MATERIAL PROVIDED:
────────────────────────────────────────

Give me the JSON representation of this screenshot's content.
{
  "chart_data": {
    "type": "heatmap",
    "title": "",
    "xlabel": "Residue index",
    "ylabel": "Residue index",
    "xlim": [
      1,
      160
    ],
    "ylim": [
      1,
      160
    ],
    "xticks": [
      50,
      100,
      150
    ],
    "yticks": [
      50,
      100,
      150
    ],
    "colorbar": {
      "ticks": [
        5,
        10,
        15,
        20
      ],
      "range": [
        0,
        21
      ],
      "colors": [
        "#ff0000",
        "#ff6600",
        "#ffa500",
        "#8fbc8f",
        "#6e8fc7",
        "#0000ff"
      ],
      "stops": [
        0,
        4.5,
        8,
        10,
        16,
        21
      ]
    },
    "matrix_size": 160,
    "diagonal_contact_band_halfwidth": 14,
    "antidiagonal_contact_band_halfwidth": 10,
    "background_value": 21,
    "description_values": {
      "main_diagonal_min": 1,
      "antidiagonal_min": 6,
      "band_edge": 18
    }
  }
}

────────────────────────────────────────

WRITTEN REQUEST:
Exactly as written, please output every entry.

EXERCISE SOLUTION:
Give me the JSON representation of this screenshot's content.
{
  "chart_data": {
    "type": "heatmap",
    "title": "",
    "xlabel": "Residue index",
    "ylabel": "Residue index",
    "xlim": [
      1,
      160
    ],
    "ylim": [
      1,
      160
    ],
    "xticks": [
      50,
      100,
      150
    ],
    "yticks": [
      50,
      100,
      150
    ],
    "colorbar": {
      "ticks": [
        5,
        10,
        15,
        20
      ],
      "range": [
        0,
        21
      ],
      "colors": [
        "#ff0000",
        "#ff6600",
        "#ffa500",
        "#8fbc8f",
        "#6e8fc7",
        "#0000ff"
      ],
      "stops": [
        0,
        4.5,
        8,
        10,
        16,
        21
      ]
    },
    "matrix_size": 160,
    "diagonal_contact_band_halfwidth": 14,
    "antidiagonal_contact_band_halfwidth": 10,
    "background_value": 21,
    "description_values": {
      "main_diagonal_min": 1,
      "antidiagonal_min": 6,
      "band_edge": 18
    }
  }
}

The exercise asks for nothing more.